Start Recorded information

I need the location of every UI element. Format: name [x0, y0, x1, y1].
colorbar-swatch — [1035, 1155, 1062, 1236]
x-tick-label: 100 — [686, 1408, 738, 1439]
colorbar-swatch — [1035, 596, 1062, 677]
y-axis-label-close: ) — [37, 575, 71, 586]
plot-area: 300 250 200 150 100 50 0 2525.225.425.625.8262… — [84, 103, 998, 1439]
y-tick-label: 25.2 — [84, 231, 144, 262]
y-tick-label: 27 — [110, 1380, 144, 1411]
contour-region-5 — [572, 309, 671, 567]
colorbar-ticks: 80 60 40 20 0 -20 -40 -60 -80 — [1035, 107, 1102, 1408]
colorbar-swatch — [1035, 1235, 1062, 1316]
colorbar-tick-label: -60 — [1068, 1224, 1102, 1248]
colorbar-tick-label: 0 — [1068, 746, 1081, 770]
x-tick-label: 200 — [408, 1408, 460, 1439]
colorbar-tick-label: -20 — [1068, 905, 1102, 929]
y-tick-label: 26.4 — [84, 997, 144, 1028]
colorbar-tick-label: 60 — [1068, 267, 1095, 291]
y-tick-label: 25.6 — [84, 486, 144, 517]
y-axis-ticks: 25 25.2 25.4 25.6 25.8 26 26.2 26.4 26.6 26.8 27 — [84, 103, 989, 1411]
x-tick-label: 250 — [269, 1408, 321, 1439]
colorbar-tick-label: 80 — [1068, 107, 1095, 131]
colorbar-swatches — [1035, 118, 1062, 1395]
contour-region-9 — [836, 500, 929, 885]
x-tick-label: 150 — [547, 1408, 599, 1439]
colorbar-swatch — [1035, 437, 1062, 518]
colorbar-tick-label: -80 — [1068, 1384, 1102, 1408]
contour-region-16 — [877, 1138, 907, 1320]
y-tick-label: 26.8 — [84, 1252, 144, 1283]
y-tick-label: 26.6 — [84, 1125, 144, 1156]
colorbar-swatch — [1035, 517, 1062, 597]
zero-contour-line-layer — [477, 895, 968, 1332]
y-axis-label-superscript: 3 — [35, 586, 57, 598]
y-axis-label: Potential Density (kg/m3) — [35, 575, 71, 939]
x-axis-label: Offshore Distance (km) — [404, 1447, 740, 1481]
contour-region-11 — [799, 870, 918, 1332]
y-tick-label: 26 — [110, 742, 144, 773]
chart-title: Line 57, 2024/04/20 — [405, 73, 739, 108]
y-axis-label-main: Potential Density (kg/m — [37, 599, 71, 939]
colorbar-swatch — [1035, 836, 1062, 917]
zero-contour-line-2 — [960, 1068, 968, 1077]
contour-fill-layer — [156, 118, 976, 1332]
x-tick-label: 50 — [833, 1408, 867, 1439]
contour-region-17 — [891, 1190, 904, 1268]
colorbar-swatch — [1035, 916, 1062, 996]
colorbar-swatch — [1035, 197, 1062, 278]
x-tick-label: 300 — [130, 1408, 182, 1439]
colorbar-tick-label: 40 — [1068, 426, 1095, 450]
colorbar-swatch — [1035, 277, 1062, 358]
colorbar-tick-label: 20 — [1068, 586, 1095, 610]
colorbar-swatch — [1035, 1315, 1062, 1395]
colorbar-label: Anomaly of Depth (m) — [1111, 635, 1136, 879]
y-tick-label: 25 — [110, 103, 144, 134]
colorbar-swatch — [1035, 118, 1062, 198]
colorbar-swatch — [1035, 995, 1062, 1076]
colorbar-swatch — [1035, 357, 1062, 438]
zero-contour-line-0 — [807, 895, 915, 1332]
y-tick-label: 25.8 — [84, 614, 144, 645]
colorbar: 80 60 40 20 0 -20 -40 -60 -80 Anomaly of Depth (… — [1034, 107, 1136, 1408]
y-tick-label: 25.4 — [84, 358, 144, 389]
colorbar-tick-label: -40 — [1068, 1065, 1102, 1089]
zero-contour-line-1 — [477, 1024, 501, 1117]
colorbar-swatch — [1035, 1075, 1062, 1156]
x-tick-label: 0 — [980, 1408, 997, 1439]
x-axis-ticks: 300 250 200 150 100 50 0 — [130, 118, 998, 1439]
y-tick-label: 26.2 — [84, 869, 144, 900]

End Recorded information

> Exercise aim:
Copy the records above word for word.

> Task response:
I need the location of every UI element. Format: name [x0, y0, x1, y1].
colorbar-swatch — [1035, 1155, 1062, 1236]
x-tick-label: 100 — [686, 1408, 738, 1439]
colorbar-swatch — [1035, 596, 1062, 677]
y-axis-label-close: ) — [37, 575, 71, 586]
plot-area: 300 250 200 150 100 50 0 2525.225.425.625.8262… — [84, 103, 998, 1439]
y-tick-label: 25.2 — [84, 231, 144, 262]
y-tick-label: 27 — [110, 1380, 144, 1411]
contour-region-5 — [572, 309, 671, 567]
colorbar-ticks: 80 60 40 20 0 -20 -40 -60 -80 — [1035, 107, 1102, 1408]
colorbar-swatch — [1035, 1235, 1062, 1316]
colorbar-tick-label: -60 — [1068, 1224, 1102, 1248]
colorbar-tick-label: 0 — [1068, 746, 1081, 770]
x-tick-label: 200 — [408, 1408, 460, 1439]
colorbar-tick-label: -20 — [1068, 905, 1102, 929]
y-tick-label: 26.4 — [84, 997, 144, 1028]
colorbar-tick-label: 60 — [1068, 267, 1095, 291]
y-tick-label: 25.6 — [84, 486, 144, 517]
y-axis-ticks: 25 25.2 25.4 25.6 25.8 26 26.2 26.4 26.6 26.8 27 — [84, 103, 989, 1411]
x-tick-label: 250 — [269, 1408, 321, 1439]
colorbar-tick-label: 80 — [1068, 107, 1095, 131]
colorbar-swatches — [1035, 118, 1062, 1395]
contour-region-9 — [836, 500, 929, 885]
x-tick-label: 150 — [547, 1408, 599, 1439]
colorbar-swatch — [1035, 437, 1062, 518]
colorbar-tick-label: -80 — [1068, 1384, 1102, 1408]
contour-region-16 — [877, 1138, 907, 1320]
y-tick-label: 26.8 — [84, 1252, 144, 1283]
y-tick-label: 26.6 — [84, 1125, 144, 1156]
colorbar-swatch — [1035, 517, 1062, 597]
zero-contour-line-layer — [477, 895, 968, 1332]
y-axis-label-superscript: 3 — [35, 586, 57, 598]
y-axis-label: Potential Density (kg/m3) — [35, 575, 71, 939]
x-axis-label: Offshore Distance (km) — [404, 1447, 740, 1481]
contour-region-11 — [799, 870, 918, 1332]
y-tick-label: 26 — [110, 742, 144, 773]
chart-title: Line 57, 2024/04/20 — [405, 73, 739, 108]
y-axis-label-main: Potential Density (kg/m — [37, 599, 71, 939]
colorbar-swatch — [1035, 836, 1062, 917]
zero-contour-line-2 — [960, 1068, 968, 1077]
contour-fill-layer — [156, 118, 976, 1332]
x-tick-label: 50 — [833, 1408, 867, 1439]
contour-region-17 — [891, 1190, 904, 1268]
colorbar-swatch — [1035, 916, 1062, 996]
colorbar-swatch — [1035, 197, 1062, 278]
x-tick-label: 300 — [130, 1408, 182, 1439]
colorbar-tick-label: 40 — [1068, 426, 1095, 450]
colorbar-swatch — [1035, 277, 1062, 358]
colorbar-tick-label: 20 — [1068, 586, 1095, 610]
colorbar-swatch — [1035, 1315, 1062, 1395]
colorbar-label: Anomaly of Depth (m) — [1111, 635, 1136, 879]
y-tick-label: 25 — [110, 103, 144, 134]
colorbar-swatch — [1035, 118, 1062, 198]
colorbar-swatch — [1035, 995, 1062, 1076]
colorbar-swatch — [1035, 357, 1062, 438]
zero-contour-line-0 — [807, 895, 915, 1332]
y-tick-label: 25.8 — [84, 614, 144, 645]
colorbar: 80 60 40 20 0 -20 -40 -60 -80 Anomaly of Depth (… — [1034, 107, 1136, 1408]
y-tick-label: 25.4 — [84, 358, 144, 389]
colorbar-tick-label: -40 — [1068, 1065, 1102, 1089]
zero-contour-line-1 — [477, 1024, 501, 1117]
colorbar-swatch — [1035, 1075, 1062, 1156]
x-tick-label: 0 — [980, 1408, 997, 1439]
x-axis-ticks: 300 250 200 150 100 50 0 — [130, 118, 998, 1439]
y-tick-label: 26.2 — [84, 869, 144, 900]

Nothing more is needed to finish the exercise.